§ WHAT THE TASK REQUIRES
Count lines holding the word "ἦσαν". Only the number is wanted.

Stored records
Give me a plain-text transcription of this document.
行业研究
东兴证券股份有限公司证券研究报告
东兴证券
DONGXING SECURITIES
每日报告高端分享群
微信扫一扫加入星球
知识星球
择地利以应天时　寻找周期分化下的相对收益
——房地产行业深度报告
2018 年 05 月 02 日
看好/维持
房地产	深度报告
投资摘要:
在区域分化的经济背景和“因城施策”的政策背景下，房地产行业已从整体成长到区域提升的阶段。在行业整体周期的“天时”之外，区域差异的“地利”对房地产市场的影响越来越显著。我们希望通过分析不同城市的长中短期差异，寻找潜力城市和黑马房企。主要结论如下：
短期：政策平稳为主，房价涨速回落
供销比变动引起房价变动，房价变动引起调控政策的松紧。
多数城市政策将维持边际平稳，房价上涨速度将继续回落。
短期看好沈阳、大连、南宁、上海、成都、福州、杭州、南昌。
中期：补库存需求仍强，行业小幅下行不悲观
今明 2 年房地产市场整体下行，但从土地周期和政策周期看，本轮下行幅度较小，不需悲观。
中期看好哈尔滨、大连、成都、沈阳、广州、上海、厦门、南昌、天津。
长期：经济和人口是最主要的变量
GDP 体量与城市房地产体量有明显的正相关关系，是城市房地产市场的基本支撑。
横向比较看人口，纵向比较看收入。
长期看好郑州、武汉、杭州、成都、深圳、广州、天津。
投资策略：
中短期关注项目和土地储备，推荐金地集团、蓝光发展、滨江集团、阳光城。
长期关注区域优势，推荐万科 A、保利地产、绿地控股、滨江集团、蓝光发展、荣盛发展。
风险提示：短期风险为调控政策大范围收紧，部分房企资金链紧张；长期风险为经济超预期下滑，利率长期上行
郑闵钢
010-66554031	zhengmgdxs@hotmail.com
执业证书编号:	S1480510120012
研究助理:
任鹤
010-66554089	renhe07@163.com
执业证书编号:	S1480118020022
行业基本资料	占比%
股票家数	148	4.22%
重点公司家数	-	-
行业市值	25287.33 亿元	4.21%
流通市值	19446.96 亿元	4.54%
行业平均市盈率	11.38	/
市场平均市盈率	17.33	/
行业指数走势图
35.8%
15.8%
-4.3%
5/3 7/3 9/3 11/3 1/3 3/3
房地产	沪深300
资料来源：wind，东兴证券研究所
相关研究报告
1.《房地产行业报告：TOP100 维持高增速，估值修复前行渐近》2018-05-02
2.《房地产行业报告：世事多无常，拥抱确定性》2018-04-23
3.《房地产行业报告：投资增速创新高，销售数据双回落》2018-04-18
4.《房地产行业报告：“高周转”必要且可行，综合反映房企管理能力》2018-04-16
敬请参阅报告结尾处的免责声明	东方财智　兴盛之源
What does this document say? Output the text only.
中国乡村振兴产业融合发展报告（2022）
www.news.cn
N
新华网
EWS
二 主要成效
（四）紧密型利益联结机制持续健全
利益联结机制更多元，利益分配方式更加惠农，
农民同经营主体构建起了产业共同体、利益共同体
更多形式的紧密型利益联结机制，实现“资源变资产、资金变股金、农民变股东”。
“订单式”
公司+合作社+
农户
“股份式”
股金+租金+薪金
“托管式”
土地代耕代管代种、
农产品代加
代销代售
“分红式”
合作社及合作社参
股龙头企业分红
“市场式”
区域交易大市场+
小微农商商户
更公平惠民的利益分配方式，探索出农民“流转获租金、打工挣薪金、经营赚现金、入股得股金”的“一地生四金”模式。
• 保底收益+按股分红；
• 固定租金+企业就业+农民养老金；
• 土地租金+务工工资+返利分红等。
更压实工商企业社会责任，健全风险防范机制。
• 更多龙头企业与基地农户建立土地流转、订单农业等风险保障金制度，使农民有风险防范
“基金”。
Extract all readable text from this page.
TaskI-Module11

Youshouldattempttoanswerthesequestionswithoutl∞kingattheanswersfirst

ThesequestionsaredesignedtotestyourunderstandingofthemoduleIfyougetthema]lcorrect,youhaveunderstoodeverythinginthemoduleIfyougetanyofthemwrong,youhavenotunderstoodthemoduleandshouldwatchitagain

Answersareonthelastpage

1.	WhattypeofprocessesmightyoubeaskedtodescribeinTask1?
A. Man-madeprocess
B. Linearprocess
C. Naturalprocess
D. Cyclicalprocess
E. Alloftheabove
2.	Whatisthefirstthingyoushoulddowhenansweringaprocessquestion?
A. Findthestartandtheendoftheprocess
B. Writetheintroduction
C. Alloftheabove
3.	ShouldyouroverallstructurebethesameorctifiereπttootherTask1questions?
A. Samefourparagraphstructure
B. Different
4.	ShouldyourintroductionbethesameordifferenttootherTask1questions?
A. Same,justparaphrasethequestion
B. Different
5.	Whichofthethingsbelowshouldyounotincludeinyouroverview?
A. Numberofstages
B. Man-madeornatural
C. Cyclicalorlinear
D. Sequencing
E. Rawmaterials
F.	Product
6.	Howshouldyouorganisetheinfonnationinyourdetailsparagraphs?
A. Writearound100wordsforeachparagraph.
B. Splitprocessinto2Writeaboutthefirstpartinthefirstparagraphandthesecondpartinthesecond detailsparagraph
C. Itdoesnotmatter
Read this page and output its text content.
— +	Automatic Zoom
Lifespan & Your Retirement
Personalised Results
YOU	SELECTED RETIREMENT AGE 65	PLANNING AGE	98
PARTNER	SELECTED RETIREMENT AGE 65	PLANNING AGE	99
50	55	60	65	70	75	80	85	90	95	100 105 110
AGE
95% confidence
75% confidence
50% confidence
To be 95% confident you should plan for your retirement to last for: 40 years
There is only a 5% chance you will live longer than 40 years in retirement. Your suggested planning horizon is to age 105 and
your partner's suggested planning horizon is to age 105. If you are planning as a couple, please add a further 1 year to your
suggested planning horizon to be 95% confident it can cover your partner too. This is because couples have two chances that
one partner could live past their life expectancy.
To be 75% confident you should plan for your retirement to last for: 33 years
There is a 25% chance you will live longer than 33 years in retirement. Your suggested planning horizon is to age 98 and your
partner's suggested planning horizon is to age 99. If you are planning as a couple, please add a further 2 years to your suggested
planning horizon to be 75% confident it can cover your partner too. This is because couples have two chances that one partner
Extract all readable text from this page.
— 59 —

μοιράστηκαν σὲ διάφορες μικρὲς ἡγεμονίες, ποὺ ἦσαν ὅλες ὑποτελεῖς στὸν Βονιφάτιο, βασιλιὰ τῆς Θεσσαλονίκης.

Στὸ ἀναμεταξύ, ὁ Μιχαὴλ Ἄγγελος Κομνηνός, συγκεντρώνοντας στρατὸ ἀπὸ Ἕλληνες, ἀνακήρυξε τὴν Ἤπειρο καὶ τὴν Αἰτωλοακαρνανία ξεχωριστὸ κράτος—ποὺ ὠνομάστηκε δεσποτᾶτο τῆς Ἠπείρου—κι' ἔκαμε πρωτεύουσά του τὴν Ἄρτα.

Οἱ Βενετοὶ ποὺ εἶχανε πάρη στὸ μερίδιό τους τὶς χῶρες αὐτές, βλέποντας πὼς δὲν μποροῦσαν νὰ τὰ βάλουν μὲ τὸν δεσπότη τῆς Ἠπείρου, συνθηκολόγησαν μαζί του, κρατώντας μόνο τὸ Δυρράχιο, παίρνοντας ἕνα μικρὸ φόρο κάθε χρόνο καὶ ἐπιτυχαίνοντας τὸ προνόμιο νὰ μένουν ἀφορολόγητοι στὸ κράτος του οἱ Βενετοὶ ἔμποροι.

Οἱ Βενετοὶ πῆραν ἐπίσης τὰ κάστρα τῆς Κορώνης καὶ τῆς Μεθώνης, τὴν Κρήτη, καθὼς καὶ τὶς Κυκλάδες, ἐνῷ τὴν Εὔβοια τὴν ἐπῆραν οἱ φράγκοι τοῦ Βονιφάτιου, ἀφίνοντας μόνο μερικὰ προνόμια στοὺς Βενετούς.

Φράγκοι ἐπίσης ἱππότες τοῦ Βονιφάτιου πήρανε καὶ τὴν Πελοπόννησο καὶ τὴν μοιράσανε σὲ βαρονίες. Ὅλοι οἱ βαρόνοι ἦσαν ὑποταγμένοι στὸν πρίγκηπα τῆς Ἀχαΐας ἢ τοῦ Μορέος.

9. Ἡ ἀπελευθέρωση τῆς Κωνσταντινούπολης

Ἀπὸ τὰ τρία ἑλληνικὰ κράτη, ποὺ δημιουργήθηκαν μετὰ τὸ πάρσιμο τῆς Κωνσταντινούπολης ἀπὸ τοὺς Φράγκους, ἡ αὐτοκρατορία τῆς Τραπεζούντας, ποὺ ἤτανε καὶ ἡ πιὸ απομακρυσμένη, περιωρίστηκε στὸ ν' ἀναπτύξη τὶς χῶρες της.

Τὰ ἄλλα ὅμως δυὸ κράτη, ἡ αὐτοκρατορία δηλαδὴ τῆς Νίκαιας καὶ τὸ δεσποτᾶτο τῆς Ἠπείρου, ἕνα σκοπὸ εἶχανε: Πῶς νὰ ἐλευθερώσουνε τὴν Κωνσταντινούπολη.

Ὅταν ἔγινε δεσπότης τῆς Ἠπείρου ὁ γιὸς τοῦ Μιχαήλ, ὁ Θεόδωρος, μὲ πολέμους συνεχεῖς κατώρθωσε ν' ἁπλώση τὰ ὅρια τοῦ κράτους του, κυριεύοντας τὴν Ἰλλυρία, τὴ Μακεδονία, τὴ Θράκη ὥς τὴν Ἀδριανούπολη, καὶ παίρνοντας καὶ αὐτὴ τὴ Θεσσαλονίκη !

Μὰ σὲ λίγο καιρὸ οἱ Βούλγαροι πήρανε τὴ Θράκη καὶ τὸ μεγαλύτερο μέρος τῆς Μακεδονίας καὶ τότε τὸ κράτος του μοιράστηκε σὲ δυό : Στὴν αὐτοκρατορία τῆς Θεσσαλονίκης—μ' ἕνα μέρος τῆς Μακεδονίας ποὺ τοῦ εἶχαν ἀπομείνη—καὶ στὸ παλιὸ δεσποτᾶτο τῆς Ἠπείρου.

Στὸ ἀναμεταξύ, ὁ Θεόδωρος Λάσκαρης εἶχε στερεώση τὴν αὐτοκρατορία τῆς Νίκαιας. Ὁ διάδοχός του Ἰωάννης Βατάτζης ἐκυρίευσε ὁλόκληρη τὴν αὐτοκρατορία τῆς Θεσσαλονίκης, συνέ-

§ RESPONSE FOR THIS EXERCISE
2